Stored data
--------------------
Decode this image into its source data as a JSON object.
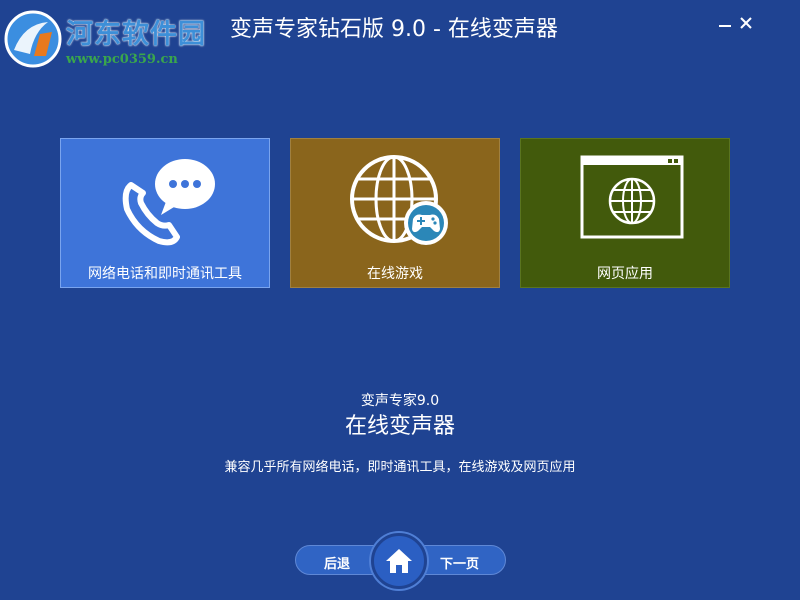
{
  "watermark": {
    "site_name": "河东软件园",
    "site_url": "www.pc0359.cn"
  },
  "window": {
    "title": "变声专家钻石版 9.0 - 在线变声器",
    "minimize_label": "−",
    "close_label": "×"
  },
  "tiles": [
    {
      "label": "网络电话和即时通讯工具",
      "icon": "phone-chat-icon",
      "color": "#3e74d9"
    },
    {
      "label": "在线游戏",
      "icon": "globe-gamepad-icon",
      "color": "#8a651c"
    },
    {
      "label": "网页应用",
      "icon": "browser-globe-icon",
      "color": "#425a0c"
    }
  ],
  "info": {
    "subtitle": "变声专家9.0",
    "title": "在线变声器",
    "description": "兼容几乎所有网络电话，即时通讯工具，在线游戏及网页应用"
  },
  "nav": {
    "back_label": "后退",
    "next_label": "下一页",
    "home_icon": "home-icon"
  },
  "colors": {
    "background": "#1f4392",
    "accent": "#3064c4"
  }
}
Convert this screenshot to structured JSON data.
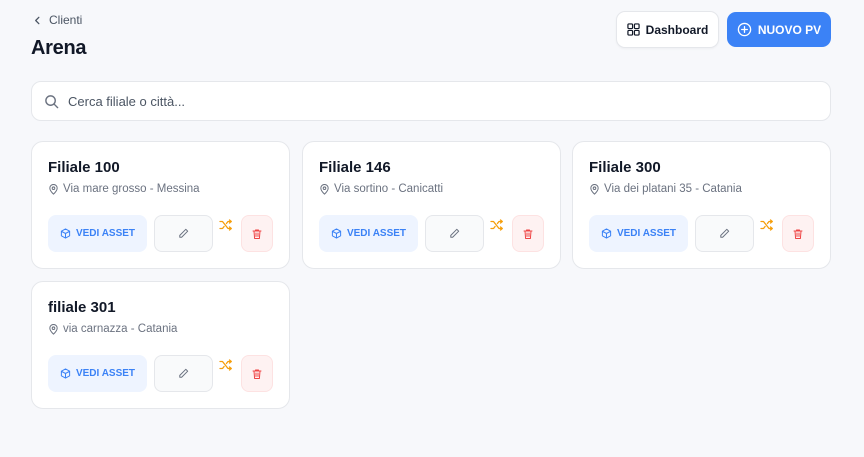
{
  "header": {
    "back_label": "Clienti",
    "title": "Arena",
    "dashboard_label": "Dashboard",
    "new_label": "NUOVO PV"
  },
  "search": {
    "placeholder": "Cerca filiale o città...",
    "value": ""
  },
  "cards": [
    {
      "name": "Filiale 100",
      "address": "Via mare grosso - Messina",
      "assets_label": "VEDI ASSET"
    },
    {
      "name": "Filiale 146",
      "address": "Via sortino - Canicatti",
      "assets_label": "VEDI ASSET"
    },
    {
      "name": "Filiale 300",
      "address": "Via dei platani 35 - Catania",
      "assets_label": "VEDI ASSET"
    },
    {
      "name": "filiale 301",
      "address": "via carnazza - Catania",
      "assets_label": "VEDI ASSET"
    }
  ],
  "colors": {
    "accent": "#3b82f6",
    "shuffle": "#f59e0b",
    "danger": "#ef4444",
    "background": "#f7f8fb"
  },
  "icons": {
    "back": "chevron-left-icon",
    "dashboard": "grid-icon",
    "new": "plus-circle-icon",
    "search": "search-icon",
    "address": "map-pin-icon",
    "assets": "cube-icon",
    "edit": "pencil-icon",
    "shuffle": "shuffle-icon",
    "delete": "trash-icon"
  }
}
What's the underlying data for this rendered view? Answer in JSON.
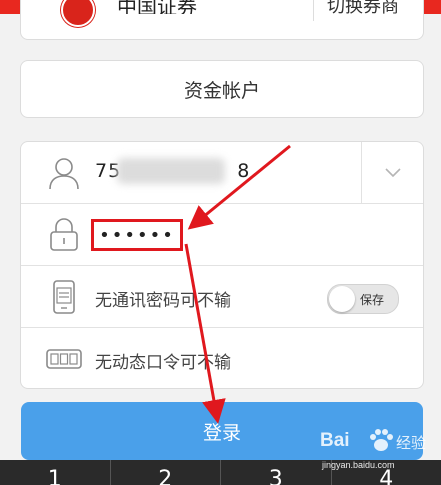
{
  "broker": {
    "name": "中国证券",
    "switch_label": "切换券商"
  },
  "account_type": "资金帐户",
  "account": {
    "value_prefix": "75",
    "value_suffix": "8"
  },
  "password": {
    "value": "••••••"
  },
  "comm_password": {
    "label": "无通讯密码可不输",
    "toggle_label": "保存",
    "toggle_on": false
  },
  "otp": {
    "label": "无动态口令可不输"
  },
  "login_label": "登录",
  "keyboard": {
    "keys": [
      "1",
      "2",
      "3",
      "4"
    ]
  },
  "watermark": {
    "brand": "Bai",
    "brand2": "经验",
    "url": "jingyan.baidu.com"
  },
  "colors": {
    "brand_red": "#e8281f",
    "highlight_red": "#e0181e",
    "login_blue": "#4aa0ea"
  }
}
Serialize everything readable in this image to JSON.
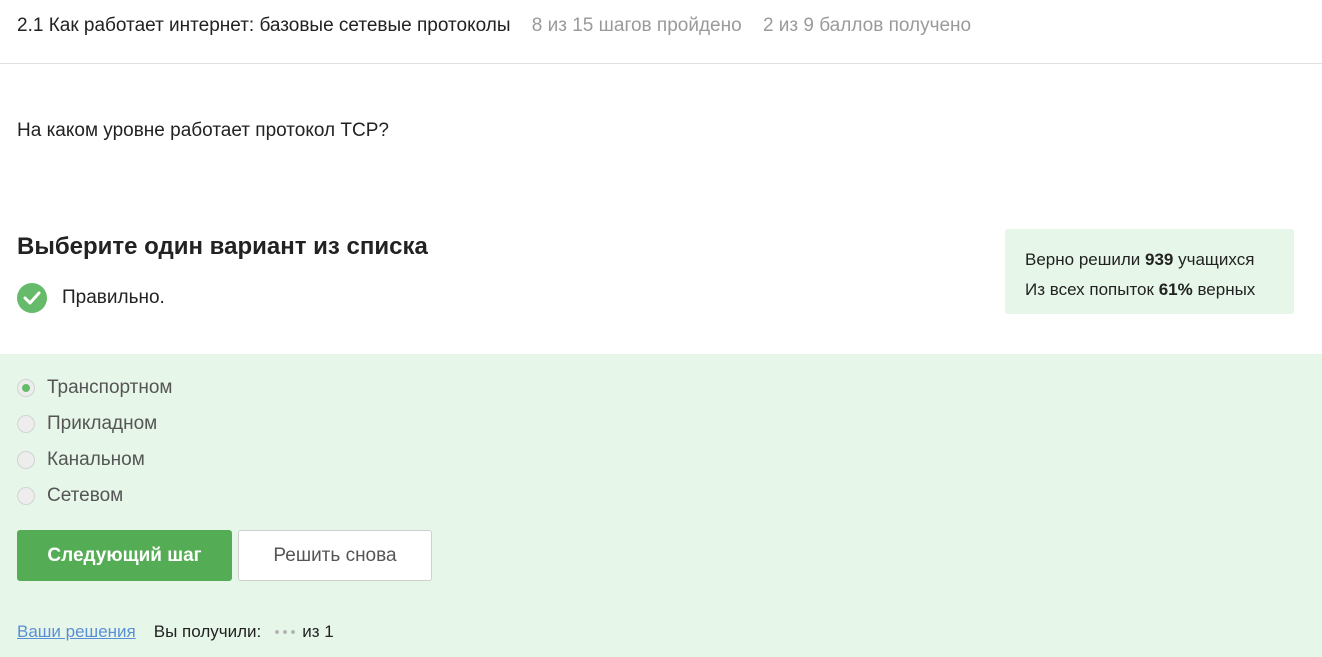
{
  "header": {
    "title": "2.1 Как работает интернет: базовые сетевые протоколы",
    "steps_progress": "8 из 15 шагов пройдено",
    "score_progress": "2 из 9 баллов  получено"
  },
  "question": "На каком уровне работает протокол TCP?",
  "prompt": "Выберите один вариант из списка",
  "result": {
    "text": "Правильно.",
    "icon": "check-circle-icon"
  },
  "stats": {
    "line1_prefix": "Верно решили ",
    "line1_value": "939",
    "line1_suffix": " учащихся",
    "line2_prefix": "Из всех попыток ",
    "line2_value": "61%",
    "line2_suffix": " верных"
  },
  "options": [
    {
      "label": "Транспортном",
      "selected": true
    },
    {
      "label": "Прикладном",
      "selected": false
    },
    {
      "label": "Канальном",
      "selected": false
    },
    {
      "label": "Сетевом",
      "selected": false
    }
  ],
  "buttons": {
    "next": "Следующий шаг",
    "retry": "Решить снова"
  },
  "footer": {
    "solutions_link": "Ваши решения",
    "received_label": "Вы получили:",
    "of_total": "из 1"
  },
  "colors": {
    "accent_green": "#54ad54",
    "success_green": "#66bb6a",
    "panel_bg": "#e6f6e8",
    "link_blue": "#5a8fd6"
  }
}
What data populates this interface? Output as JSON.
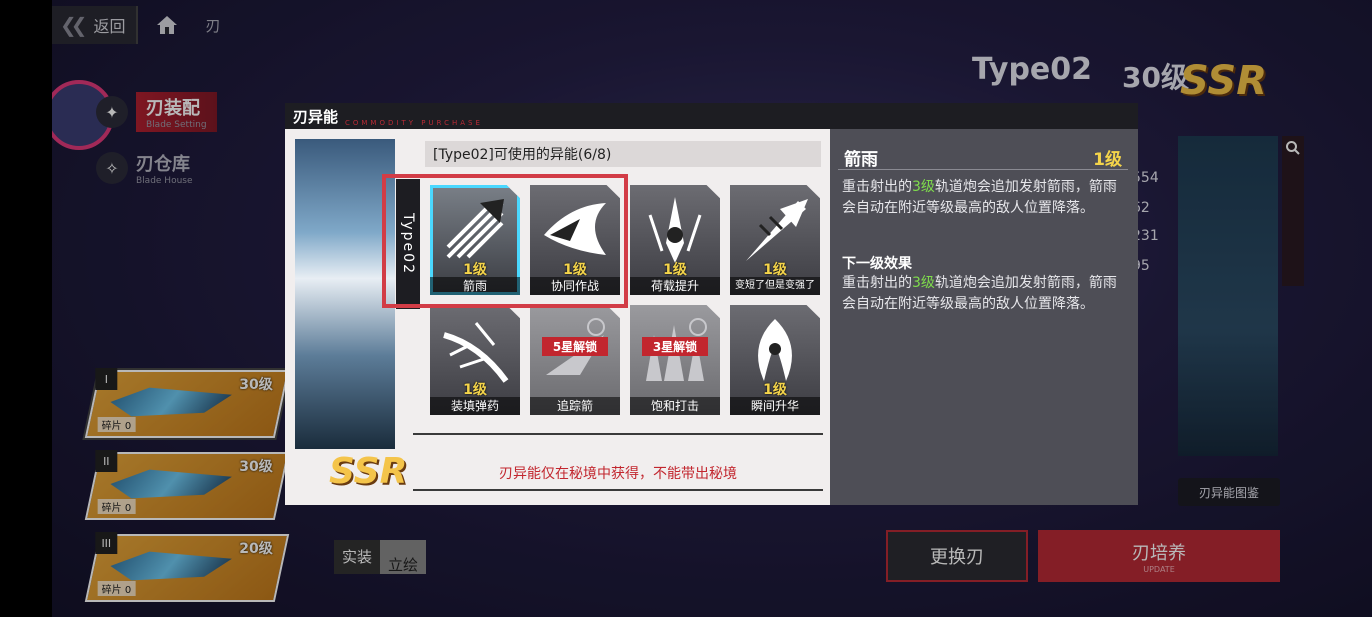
--------------------
The task.
Each record above should be copied character for character, with pictures dropped.

Final result.
Decode this image into its source data as a JSON object.
{
  "watermark": {
    "site_name": "河东软件园",
    "site_url": "www.pc0359.cn"
  },
  "window": {
    "title": "变声专家钻石版 9.0 - 在线变声器",
    "minimize_label": "−",
    "close_label": "×"
  },
  "tiles": [
    {
      "label": "网络电话和即时通讯工具",
      "icon": "phone-chat-icon",
      "color": "#3e74d9"
    },
    {
      "label": "在线游戏",
      "icon": "globe-gamepad-icon",
      "color": "#8a651c"
    },
    {
      "label": "网页应用",
      "icon": "browser-globe-icon",
      "color": "#425a0c"
    }
  ],
  "info": {
    "subtitle": "变声专家9.0",
    "title": "在线变声器",
    "description": "兼容几乎所有网络电话，即时通讯工具，在线游戏及网页应用"
  },
  "nav": {
    "back_label": "后退",
    "next_label": "下一页",
    "home_icon": "home-icon"
  },
  "colors": {
    "background": "#1f4392",
    "accent": "#3064c4"
  }
}
Convert this screenshot to structured JSON data.
{
  "header": {
    "back_label": "Clienti",
    "title": "Arena",
    "dashboard_label": "Dashboard",
    "new_label": "NUOVO PV"
  },
  "search": {
    "placeholder": "Cerca filiale o città...",
    "value": ""
  },
  "cards": [
    {
      "name": "Filiale 100",
      "address": "Via mare grosso - Messina",
      "assets_label": "VEDI ASSET"
    },
    {
      "name": "Filiale 146",
      "address": "Via sortino - Canicatti",
      "assets_label": "VEDI ASSET"
    },
    {
      "name": "Filiale 300",
      "address": "Via dei platani 35 - Catania",
      "assets_label": "VEDI ASSET"
    },
    {
      "name": "filiale 301",
      "address": "via carnazza - Catania",
      "assets_label": "VEDI ASSET"
    }
  ],
  "colors": {
    "accent": "#3b82f6",
    "shuffle": "#f59e0b",
    "danger": "#ef4444",
    "background": "#f7f8fb"
  },
  "icons": {
    "back": "chevron-left-icon",
    "dashboard": "grid-icon",
    "new": "plus-circle-icon",
    "search": "search-icon",
    "address": "map-pin-icon",
    "assets": "cube-icon",
    "edit": "pencil-icon",
    "shuffle": "shuffle-icon",
    "delete": "trash-icon"
  }
}
What's the underlying data for this rendered view? Answer in JSON.
{
  "broker": {
    "name": "中国证券",
    "switch_label": "切换券商"
  },
  "account_type": "资金帐户",
  "account": {
    "value_prefix": "75",
    "value_suffix": "8"
  },
  "password": {
    "value": "••••••"
  },
  "comm_password": {
    "label": "无通讯密码可不输",
    "toggle_label": "保存",
    "toggle_on": false
  },
  "otp": {
    "label": "无动态口令可不输"
  },
  "login_label": "登录",
  "keyboard": {
    "keys": [
      "1",
      "2",
      "3",
      "4"
    ]
  },
  "watermark": {
    "brand": "Bai",
    "brand2": "经验",
    "url": "jingyan.baidu.com"
  },
  "colors": {
    "brand_red": "#e8281f",
    "highlight_red": "#e0181e",
    "login_blue": "#4aa0ea"
  }
}
Serialize everything readable in this image to JSON.
{
  "header": {
    "title": "2.1 Как работает интернет: базовые сетевые протоколы",
    "steps_progress": "8 из 15 шагов пройдено",
    "score_progress": "2 из 9 баллов  получено"
  },
  "question": "На каком уровне работает протокол TCP?",
  "prompt": "Выберите один вариант из списка",
  "result": {
    "text": "Правильно.",
    "icon": "check-circle-icon"
  },
  "stats": {
    "line1_prefix": "Верно решили ",
    "line1_value": "939",
    "line1_suffix": " учащихся",
    "line2_prefix": "Из всех попыток ",
    "line2_value": "61%",
    "line2_suffix": " верных"
  },
  "options": [
    {
      "label": "Транспортном",
      "selected": true
    },
    {
      "label": "Прикладном",
      "selected": false
    },
    {
      "label": "Канальном",
      "selected": false
    },
    {
      "label": "Сетевом",
      "selected": false
    }
  ],
  "buttons": {
    "next": "Следующий шаг",
    "retry": "Решить снова"
  },
  "footer": {
    "solutions_link": "Ваши решения",
    "received_label": "Вы получили:",
    "of_total": "из 1"
  },
  "colors": {
    "accent_green": "#54ad54",
    "success_green": "#66bb6a",
    "panel_bg": "#e6f6e8",
    "link_blue": "#5a8fd6"
  }
}
What data populates this interface? Output as JSON.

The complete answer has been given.